• [Exercise input]

■ ■ ■ ■ ■ ■ ■

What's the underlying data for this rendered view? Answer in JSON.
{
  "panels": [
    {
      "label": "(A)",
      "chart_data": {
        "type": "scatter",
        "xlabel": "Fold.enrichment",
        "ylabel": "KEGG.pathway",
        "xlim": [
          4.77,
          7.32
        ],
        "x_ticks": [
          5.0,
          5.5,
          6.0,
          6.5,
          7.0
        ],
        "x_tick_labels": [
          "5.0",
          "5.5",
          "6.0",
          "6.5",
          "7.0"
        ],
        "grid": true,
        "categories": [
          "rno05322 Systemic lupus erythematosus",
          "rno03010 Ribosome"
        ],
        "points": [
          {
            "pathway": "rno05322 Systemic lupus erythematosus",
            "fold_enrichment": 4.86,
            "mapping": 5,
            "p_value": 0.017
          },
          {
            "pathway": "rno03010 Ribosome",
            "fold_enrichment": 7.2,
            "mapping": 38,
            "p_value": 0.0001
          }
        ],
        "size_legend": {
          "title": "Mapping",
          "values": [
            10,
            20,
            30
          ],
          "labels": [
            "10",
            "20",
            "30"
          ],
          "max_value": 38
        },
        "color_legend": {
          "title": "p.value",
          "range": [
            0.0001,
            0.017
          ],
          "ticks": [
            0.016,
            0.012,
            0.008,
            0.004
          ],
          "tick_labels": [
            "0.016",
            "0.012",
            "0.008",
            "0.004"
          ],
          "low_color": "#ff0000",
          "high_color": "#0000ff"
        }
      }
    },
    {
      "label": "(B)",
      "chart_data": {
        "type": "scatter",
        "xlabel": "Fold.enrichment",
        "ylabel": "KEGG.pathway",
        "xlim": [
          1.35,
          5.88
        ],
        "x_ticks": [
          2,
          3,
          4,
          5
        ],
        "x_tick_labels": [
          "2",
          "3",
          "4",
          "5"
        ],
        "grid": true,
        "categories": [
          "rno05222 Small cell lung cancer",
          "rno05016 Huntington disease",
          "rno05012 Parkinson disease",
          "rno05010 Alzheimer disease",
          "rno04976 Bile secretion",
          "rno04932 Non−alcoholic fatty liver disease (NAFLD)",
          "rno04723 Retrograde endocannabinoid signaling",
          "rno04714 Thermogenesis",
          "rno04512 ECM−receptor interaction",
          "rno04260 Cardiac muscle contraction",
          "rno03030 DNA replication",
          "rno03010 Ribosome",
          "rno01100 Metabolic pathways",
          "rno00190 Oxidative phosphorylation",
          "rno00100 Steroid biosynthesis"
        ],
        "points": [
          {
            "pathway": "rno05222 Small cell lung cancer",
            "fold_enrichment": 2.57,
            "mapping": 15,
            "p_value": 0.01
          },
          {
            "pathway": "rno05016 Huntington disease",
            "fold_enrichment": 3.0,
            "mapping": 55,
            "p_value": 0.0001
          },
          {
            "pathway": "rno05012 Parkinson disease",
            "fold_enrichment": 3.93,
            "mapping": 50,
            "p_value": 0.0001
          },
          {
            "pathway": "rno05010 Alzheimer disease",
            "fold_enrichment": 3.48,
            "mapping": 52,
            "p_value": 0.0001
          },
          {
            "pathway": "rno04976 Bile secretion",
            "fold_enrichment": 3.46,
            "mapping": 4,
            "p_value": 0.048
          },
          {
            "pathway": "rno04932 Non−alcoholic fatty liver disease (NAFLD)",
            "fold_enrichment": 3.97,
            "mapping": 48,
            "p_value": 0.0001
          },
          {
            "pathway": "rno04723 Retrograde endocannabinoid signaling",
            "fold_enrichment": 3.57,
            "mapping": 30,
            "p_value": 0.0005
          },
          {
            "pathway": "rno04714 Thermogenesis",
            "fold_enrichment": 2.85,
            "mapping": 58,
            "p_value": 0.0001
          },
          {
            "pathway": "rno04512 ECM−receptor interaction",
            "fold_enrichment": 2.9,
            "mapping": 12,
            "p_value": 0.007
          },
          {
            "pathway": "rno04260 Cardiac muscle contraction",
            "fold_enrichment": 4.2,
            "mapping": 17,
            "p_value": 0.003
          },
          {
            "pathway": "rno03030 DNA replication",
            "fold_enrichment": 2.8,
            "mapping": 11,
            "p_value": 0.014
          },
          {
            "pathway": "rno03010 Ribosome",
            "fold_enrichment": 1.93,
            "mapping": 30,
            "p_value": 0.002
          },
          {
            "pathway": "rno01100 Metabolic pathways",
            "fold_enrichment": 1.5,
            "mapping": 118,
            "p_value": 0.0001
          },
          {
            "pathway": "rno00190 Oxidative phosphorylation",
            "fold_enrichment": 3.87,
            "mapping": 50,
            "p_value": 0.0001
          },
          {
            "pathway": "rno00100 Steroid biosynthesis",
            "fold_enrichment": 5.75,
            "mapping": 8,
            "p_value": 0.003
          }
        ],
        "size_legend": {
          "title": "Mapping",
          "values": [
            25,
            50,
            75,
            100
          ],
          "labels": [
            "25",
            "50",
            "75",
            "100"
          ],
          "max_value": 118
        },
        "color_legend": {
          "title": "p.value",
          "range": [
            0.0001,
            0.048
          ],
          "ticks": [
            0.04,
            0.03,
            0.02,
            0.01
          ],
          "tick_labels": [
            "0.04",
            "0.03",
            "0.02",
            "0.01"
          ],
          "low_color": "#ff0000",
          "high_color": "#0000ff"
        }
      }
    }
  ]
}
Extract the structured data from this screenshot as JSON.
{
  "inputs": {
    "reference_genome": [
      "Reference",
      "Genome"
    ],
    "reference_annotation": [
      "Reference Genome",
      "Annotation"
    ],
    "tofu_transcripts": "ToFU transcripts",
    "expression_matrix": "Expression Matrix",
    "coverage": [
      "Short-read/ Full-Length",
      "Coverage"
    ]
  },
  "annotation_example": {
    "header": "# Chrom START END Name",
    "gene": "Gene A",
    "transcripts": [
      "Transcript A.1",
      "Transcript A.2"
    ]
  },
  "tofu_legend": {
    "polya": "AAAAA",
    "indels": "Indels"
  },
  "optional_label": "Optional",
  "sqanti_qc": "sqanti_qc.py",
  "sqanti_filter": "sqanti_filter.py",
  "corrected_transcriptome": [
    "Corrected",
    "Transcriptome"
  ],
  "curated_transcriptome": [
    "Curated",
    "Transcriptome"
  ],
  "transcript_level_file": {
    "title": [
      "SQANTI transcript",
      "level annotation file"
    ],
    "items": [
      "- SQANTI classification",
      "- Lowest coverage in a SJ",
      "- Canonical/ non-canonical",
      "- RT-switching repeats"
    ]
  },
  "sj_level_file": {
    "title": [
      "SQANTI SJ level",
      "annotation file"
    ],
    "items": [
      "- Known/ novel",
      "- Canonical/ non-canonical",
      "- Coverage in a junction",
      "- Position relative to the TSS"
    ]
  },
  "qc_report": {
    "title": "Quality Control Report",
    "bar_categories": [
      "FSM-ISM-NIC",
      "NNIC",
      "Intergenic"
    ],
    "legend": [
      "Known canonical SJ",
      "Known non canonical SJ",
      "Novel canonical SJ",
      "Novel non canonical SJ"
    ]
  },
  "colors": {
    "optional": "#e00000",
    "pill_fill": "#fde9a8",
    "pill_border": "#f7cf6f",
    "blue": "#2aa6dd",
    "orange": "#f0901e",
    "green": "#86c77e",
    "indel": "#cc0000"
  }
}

■ ■ ■ ■ ■ ■ ■

• [What the exercise asks]
Copy out all lines of the listing above that include "cancer".

• [Solution for this task]
          "rno05222 Small cell lung cancer",
            "pathway": "rno05222 Small cell lung cancer",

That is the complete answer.